[Texte à lire]
Préoccupé à sa façon par l’histoire du monde musulman et de sa culture, plus particulièrement celle du Moyen-Orient, Muslimgauze interroge ce trait d’union qui peut être interprété comme celui de la séparation entre deux entités culturelles, occidentale et orientale. Il met en évidence ces ruptures et prend parti dans un conflit ingérable et insurmontable.

Le rappel d’évènements historiques est une antienne que l’on retrouve à travers titres et iconographies des pochettes d’album comme : ‘Abu Nidal‘ (fondateur du Fatah), ‘Return of Black September‘ ou encore ‘Coup d’Etat’, ‘Hajj’, ‘LPO’, ‘Hamas arc’, ‘Vote Hezbollah’, ‘Fatah Guerilla’, parmi tant d’autres.

Au-delà de l’aspect musical, les visuels des jaquettes sont le support principal d’un message politique conscient. Elles traduisent la critique et la dénonciation par l’artiste de l’oppression subie par tant de peuples dans le monde.

[Données extraites]
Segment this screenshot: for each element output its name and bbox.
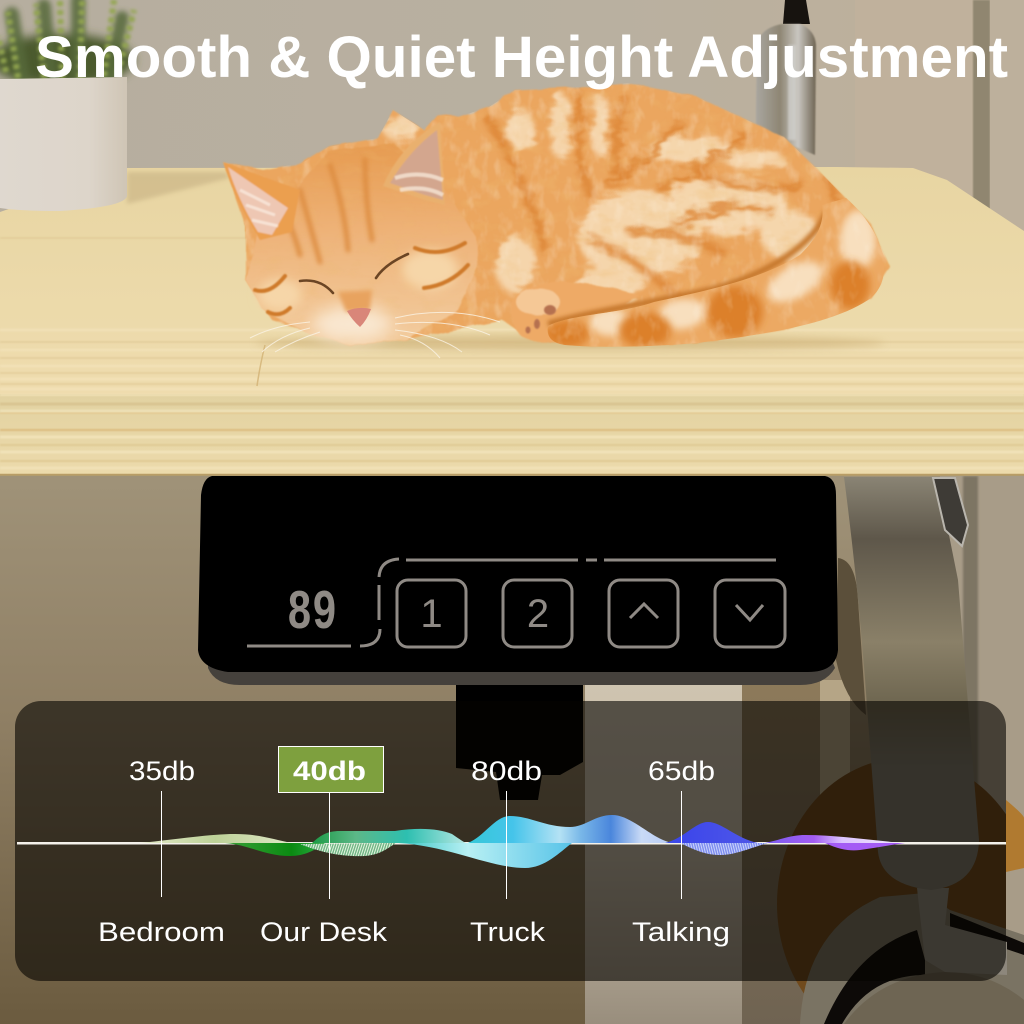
headphone black arc right [950, 913, 1024, 955]
bedroom wave low [225, 843, 325, 856]
right wall dark strip [963, 476, 978, 836]
label truck: Truck [470, 917, 546, 947]
label talking: Talking [632, 917, 730, 947]
dark stripes [490, 95, 843, 300]
button 2 [503, 580, 572, 647]
cheek light [402, 250, 458, 290]
body fur pattern [220, 80, 900, 350]
wall right strip [990, 0, 1024, 235]
cheek stripes [255, 243, 468, 314]
height display: 89 [287, 581, 337, 645]
blue wave top [665, 822, 758, 843]
muzzle [312, 306, 392, 342]
orange sleeping cat [220, 80, 900, 358]
plant foliage [0, 0, 134, 86]
bedroom wave top [140, 834, 292, 843]
button 2: 2 [527, 592, 549, 636]
under-desk wall [0, 470, 1024, 1024]
controller underside [208, 655, 835, 685]
metal hinge [933, 478, 968, 546]
wall column [855, 0, 973, 230]
panel background [15, 701, 1006, 981]
label 65db: 65db [648, 756, 715, 786]
whiskers [250, 312, 500, 358]
touch outline [247, 559, 776, 646]
front edge grain [0, 395, 1024, 468]
cat head [246, 143, 478, 345]
tail orange bands [545, 261, 870, 348]
tail shadow line [548, 212, 826, 324]
cat body [223, 83, 890, 345]
height controller [198, 476, 838, 800]
front edge bottom line [0, 474, 1024, 476]
cat shadow [255, 335, 885, 351]
blue wave low [680, 843, 768, 855]
dark fur texture [388, 96, 806, 282]
button 1: 1 [420, 592, 443, 636]
nose [347, 308, 371, 327]
cyan blue wave top [468, 815, 672, 843]
face markings [245, 140, 500, 358]
wall corner shadow [973, 0, 990, 210]
headphone band [800, 893, 1024, 1024]
front paw [511, 282, 640, 342]
nose bridge [338, 290, 372, 312]
desk [0, 167, 1024, 476]
right ear [383, 122, 445, 205]
button 1 [397, 580, 466, 647]
purple wave top [765, 835, 902, 843]
side bracket [836, 558, 866, 715]
wall [0, 0, 1024, 240]
button down [715, 580, 785, 647]
label 80db: 80db [471, 756, 542, 786]
label 35db: 35db [129, 756, 195, 786]
headphone ear pad [777, 763, 1006, 994]
wood grain light [0, 330, 1024, 389]
tail [548, 198, 884, 347]
controller mount [456, 685, 583, 800]
tail fur texture [548, 200, 884, 346]
desk wave top [312, 829, 466, 843]
headphone stem [917, 888, 1007, 975]
highlighted 40db badge: 40db [293, 756, 366, 786]
plant shadow on desk [127, 172, 230, 204]
headphone orange rim [1006, 800, 1024, 872]
bottle [756, 0, 816, 155]
headphone black arc [824, 930, 925, 1024]
desktop surface [0, 167, 1024, 396]
left ear [223, 162, 300, 240]
white post [585, 680, 742, 1024]
tan gap beside post [820, 680, 850, 800]
label bedroom: Bedroom [98, 917, 225, 947]
tail cream bands [590, 210, 876, 336]
post side shade [742, 680, 824, 1024]
desk front edge [0, 394, 1024, 475]
desk shadow on wall [0, 468, 1024, 476]
forehead stripes [285, 160, 372, 262]
highlighted 40db badge [278, 746, 384, 792]
steel arm [844, 477, 979, 890]
title: Smooth & Quiet Height Adjustment [35, 25, 1008, 90]
left cheek light [258, 279, 302, 311]
teal wave low [398, 843, 572, 868]
photo background: room [0, 0, 1024, 240]
marker lines [162, 791, 682, 899]
under-desk area [0, 470, 1024, 1024]
button up [609, 580, 678, 647]
label our desk: Our Desk [260, 917, 388, 947]
noise comparison panel [15, 701, 1006, 981]
wood grain dark [0, 238, 1024, 384]
desk wave low [300, 843, 396, 856]
purple wave low [825, 843, 905, 850]
light fur texture [220, 80, 900, 350]
sound wave [17, 815, 1006, 868]
cream patches [382, 91, 820, 305]
plant pot [0, 77, 127, 211]
closed eyes [300, 254, 408, 293]
controller body [198, 476, 838, 672]
head fur texture [425, 324, 430, 326]
potted plant [0, 0, 230, 211]
wave baseline [17, 842, 1006, 844]
tail base [548, 198, 884, 347]
paw pads [526, 305, 556, 334]
right wall [940, 476, 1024, 1024]
crack in wood [257, 345, 265, 386]
headphone cup [844, 972, 1024, 1024]
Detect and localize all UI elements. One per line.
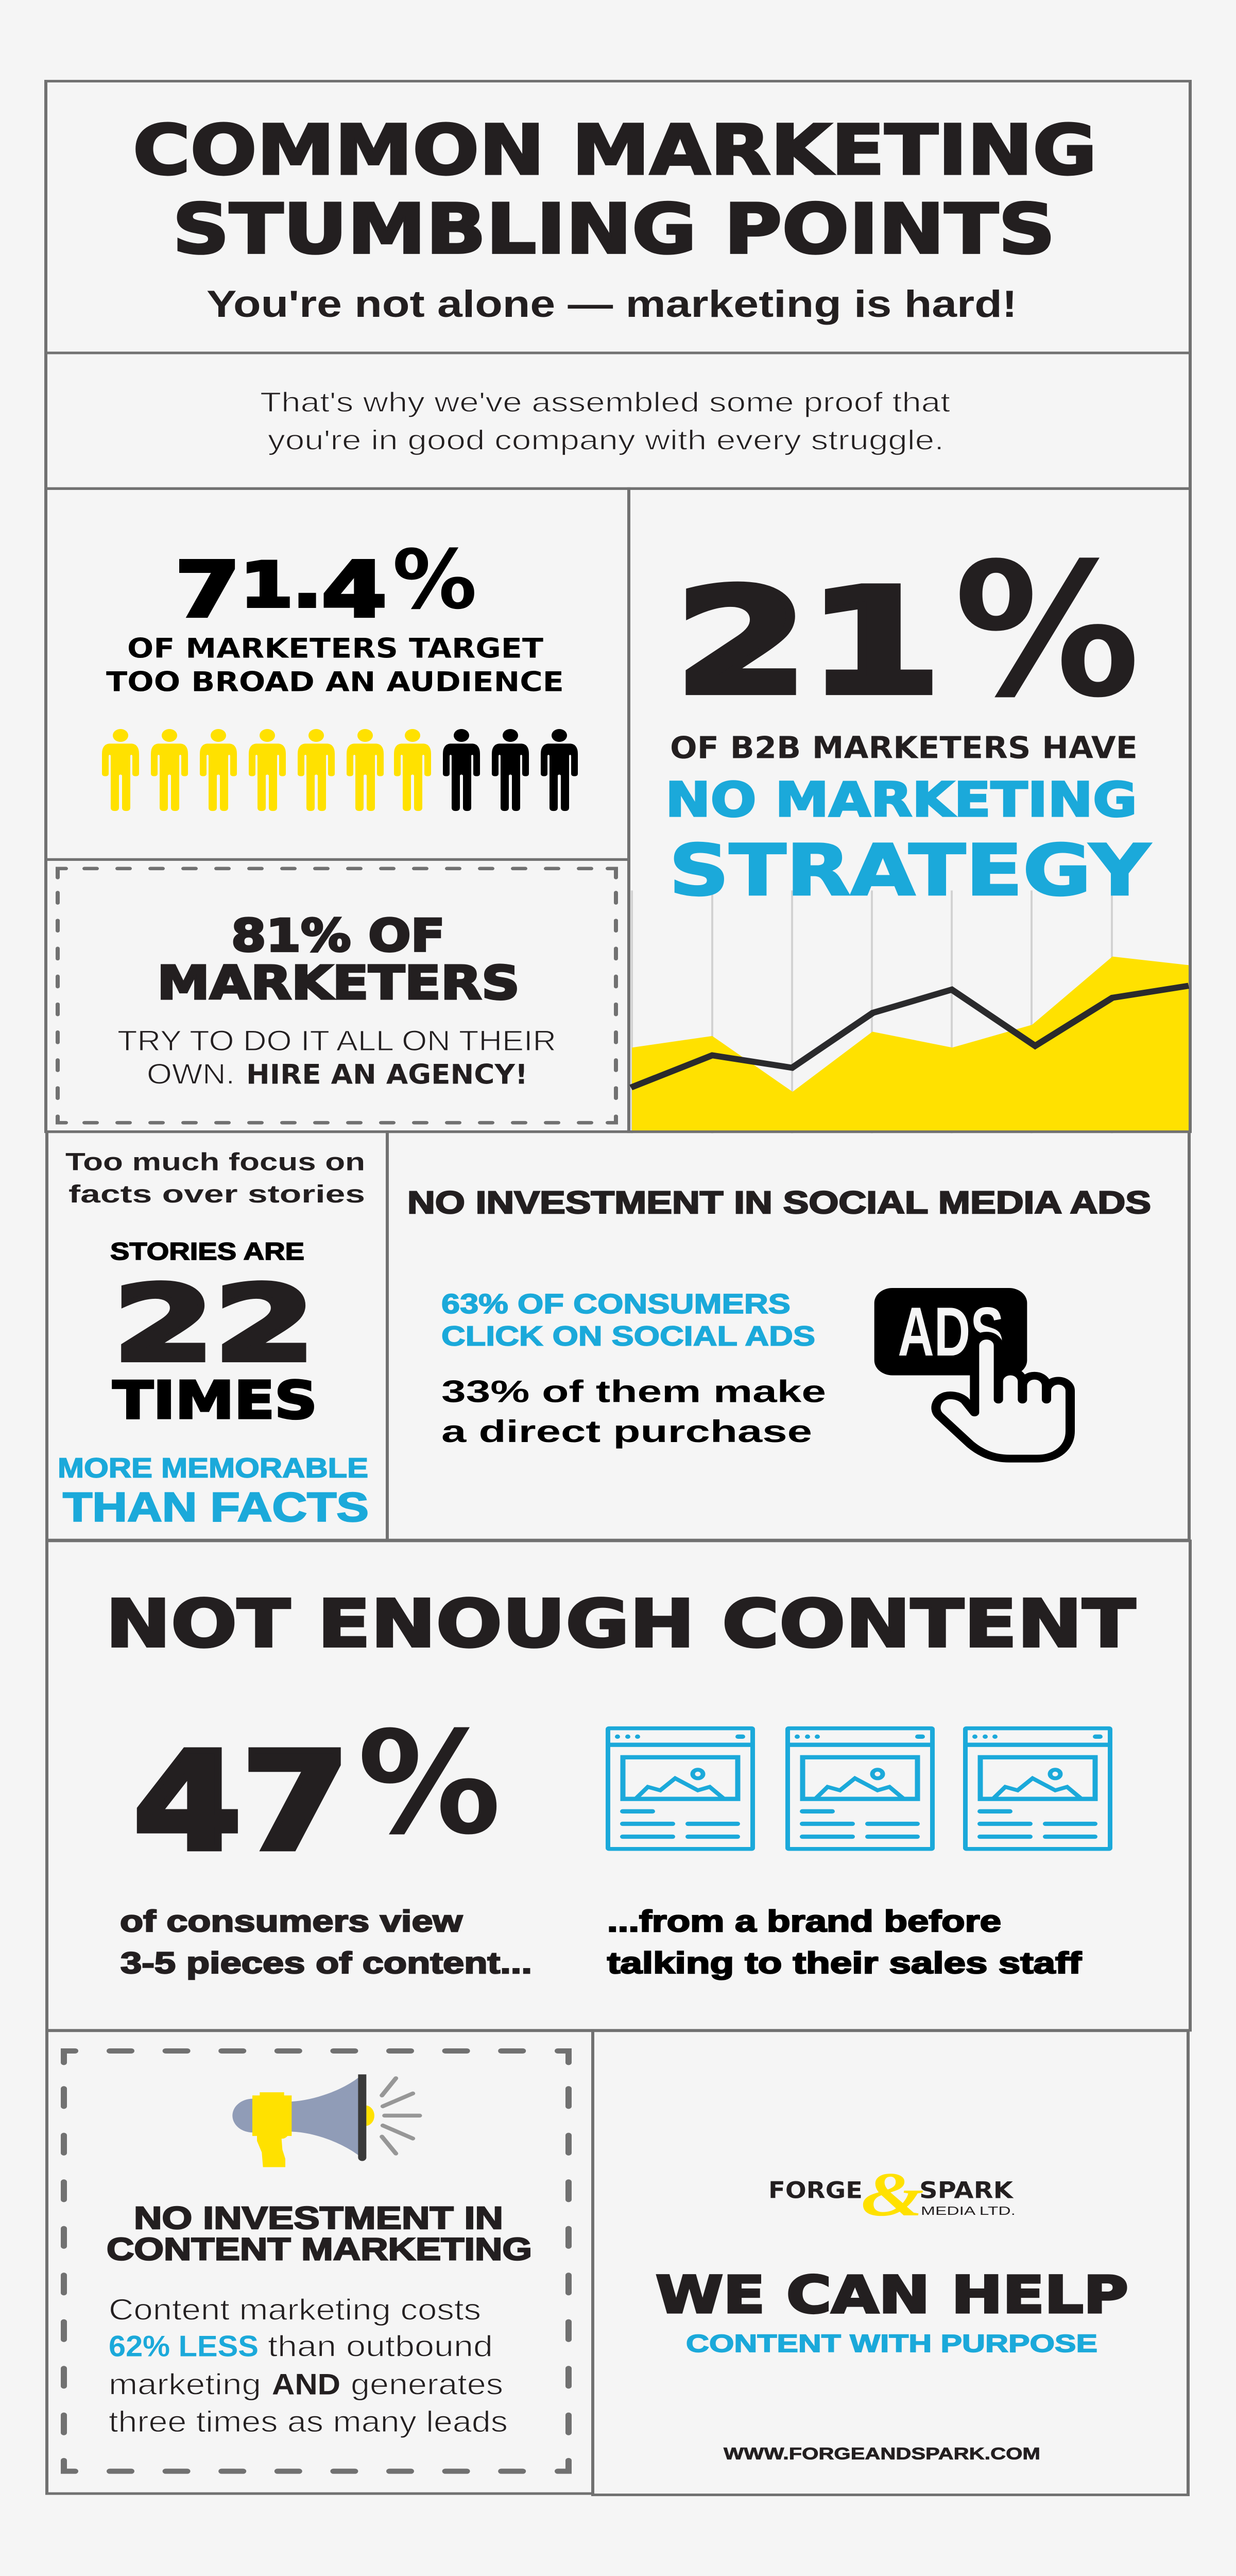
label: more memorable than facts [58, 1453, 369, 1530]
stat: 63% click: 63% OF CONSUMERS [441, 1289, 791, 1319]
body text: than outbound [268, 2330, 493, 2363]
stat: 47% [133, 1701, 501, 1880]
caption: consumers [120, 1905, 532, 1980]
panel heading: NO INVESTMENT IN [134, 2201, 503, 2235]
panel: social media ads [387, 1132, 1189, 1540]
label: more memorable than facts: THAN FACTS [63, 1484, 369, 1530]
panel: not enough content [47, 1541, 1190, 2030]
logo: Forge & Spark Media Ltd.: & [861, 2160, 924, 2229]
panel heading: NOT ENOUGH CONTENT [106, 1586, 1136, 1663]
body text: OWN. [147, 1058, 235, 1090]
caption: consumers: 3-5 pieces of content... [121, 1946, 532, 1980]
panel: content marketing [47, 2031, 593, 2494]
dashed border [64, 2051, 569, 2471]
caption: brand [607, 1905, 1082, 1980]
icon: ten people, seven highlighted [102, 729, 578, 811]
panel: 81% of marketers [46, 859, 629, 1132]
logo: Forge & Spark Media Ltd.: SPARK [919, 2177, 1014, 2204]
body text: marketing [109, 2368, 261, 2401]
body text: generates [351, 2368, 503, 2401]
stat caption: OF MARKETERS TARGET [127, 633, 543, 664]
title [133, 110, 1097, 269]
stat: 33% purchase: 33% of them make [441, 1375, 826, 1409]
highlight: no marketing strategy [665, 772, 1151, 911]
stat caption [106, 633, 564, 698]
icon: ads button with pointing hand: ADS [898, 1293, 1004, 1370]
stat: 63% click: CLICK ON SOCIAL ADS [441, 1321, 815, 1351]
website: WWW.FORGEANDSPARK.COM [724, 2444, 1040, 2463]
panel heading: Too much focus on [65, 1148, 365, 1176]
label: more memorable than facts: MORE MEMORABLE [58, 1453, 368, 1483]
panel: facts over stories [47, 1132, 387, 1540]
heading: 81% OF [231, 909, 445, 962]
highlight: no marketing strategy: STRATEGY [669, 829, 1151, 911]
stat: 71.4%: 4 [321, 546, 387, 634]
chart: area and line [631, 890, 1189, 1133]
stat: 71.4%: 1. [241, 550, 321, 621]
stat: 33% purchase [441, 1375, 826, 1449]
heading [157, 909, 520, 1010]
stat: 21%: 21 [675, 558, 941, 726]
body text: HIRE AN AGENCY! [246, 1058, 528, 1090]
body text: TRY TO DO IT ALL ON THEIR [117, 1025, 556, 1057]
stat: 71.4%: % [392, 533, 477, 628]
call to action: WE CAN HELP [656, 2265, 1128, 2325]
panel: we can help [593, 2031, 1188, 2495]
stat: 63% click [441, 1289, 815, 1351]
intro text: you're in good company with every struggle. [268, 425, 944, 455]
icon: ads button with pointing hand [874, 1288, 1070, 1459]
body text [109, 2294, 508, 2438]
panel heading: NO INVESTMENT IN SOCIAL MEDIA ADS [407, 1185, 1151, 1221]
icons: three web pages [608, 1728, 1110, 1849]
stat: 47%: % [357, 1701, 501, 1866]
stat: 21% [675, 524, 1140, 738]
panel: intro [46, 353, 1190, 488]
stat: 71.4% [175, 533, 477, 634]
panel: header [46, 81, 1190, 353]
panel heading [65, 1148, 365, 1208]
logo: Forge & Spark Media Ltd.: FORGE [768, 2177, 863, 2204]
caption: brand: ...from a brand before [607, 1905, 1001, 1938]
stat: 33% purchase: a direct purchase [441, 1415, 812, 1449]
body text [117, 1025, 556, 1090]
icon: megaphone [232, 2074, 420, 2167]
panel: 21% no strategy [629, 488, 1190, 1133]
stat caption: TOO BROAD AN AUDIENCE [106, 666, 564, 698]
dashed border [58, 869, 616, 1123]
highlight: no marketing strategy: NO MARKETING [665, 772, 1137, 827]
stat: 22: 22 [113, 1264, 315, 1384]
body text: AND [272, 2368, 340, 2401]
tagline: CONTENT WITH PURPOSE [686, 2330, 1097, 2358]
label: stories are: STORIES ARE [110, 1238, 304, 1265]
body text: Content marketing costs [109, 2294, 481, 2326]
title: COMMON MARKETING [133, 110, 1097, 190]
body text: 62% LESS [109, 2330, 259, 2363]
body text: three times as many leads [109, 2405, 508, 2438]
panel heading: facts over stories [68, 1181, 365, 1208]
stat: 21%: % [954, 524, 1140, 738]
stat: 71.4%: 7 [175, 546, 238, 634]
logo: Forge & Spark Media Ltd. [768, 2160, 1016, 2229]
panel heading [107, 2201, 532, 2267]
intro text [260, 386, 950, 455]
heading: MARKETERS [157, 957, 520, 1010]
logo: Forge & Spark Media Ltd.: MEDIA LTD. [921, 2205, 1016, 2218]
stat: 47%: 47 [133, 1724, 350, 1880]
caption: consumers: of consumers view [120, 1905, 463, 1938]
title: STUMBLING POINTS [173, 189, 1055, 269]
caption: brand: talking to their sales staff [607, 1946, 1082, 1980]
label: times: TIMES [113, 1370, 317, 1431]
stat caption: OF B2B MARKETERS HAVE [670, 730, 1138, 766]
panel heading: CONTENT MARKETING [107, 2232, 532, 2267]
subtitle: You're not alone — marketing is hard! [207, 283, 1017, 325]
intro text: That's why we've assembled some proof that [260, 386, 950, 418]
panel: 71.4% audience stat [46, 488, 629, 859]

[Consignes]
1 – Recopiez mot pour mot l'intégralité du texte sur Muslimgauze.
2 – Citez, dans la liste, tout ce qui va de la ligne contenant « headphone black arc right » jusqu'à la ligne contenant « button 2 [503, 580, 572, 647] », ces deux lignes comprises.

[Consignes corrigées]
1 –
Préoccupé à sa façon par l’histoire du monde musulman et de sa culture, plus particulièrement celle du Moyen-Orient, Muslimgauze interroge ce trait d’union qui peut être interprété comme celui de la séparation entre deux entités culturelles, occidentale et orientale. Il met en évidence ces ruptures et prend parti dans un conflit ingérable et insurmontable.

Le rappel d’évènements historiques est une antienne que l’on retrouve à travers titres et iconographies des pochettes d’album comme : ‘Abu Nidal‘ (fondateur du Fatah), ‘Return of Black September‘ ou encore ‘Coup d’Etat’, ‘Hajj’, ‘LPO’, ‘Hamas arc’, ‘Vote Hezbollah’, ‘Fatah Guerilla’, parmi tant d’autres.

Au-delà de l’aspect musical, les visuels des jaquettes sont le support principal d’un message politique conscient. Elles traduisent la critique et la dénonciation par l’artiste de l’oppression subie par tant de peuples dans le monde.

2 –
headphone black arc right [950, 913, 1024, 955]
bedroom wave low [225, 843, 325, 856]
right wall dark strip [963, 476, 978, 836]
label truck: Truck [470, 917, 546, 947]
label talking: Talking [632, 917, 730, 947]
dark stripes [490, 95, 843, 300]
button 2 [503, 580, 572, 647]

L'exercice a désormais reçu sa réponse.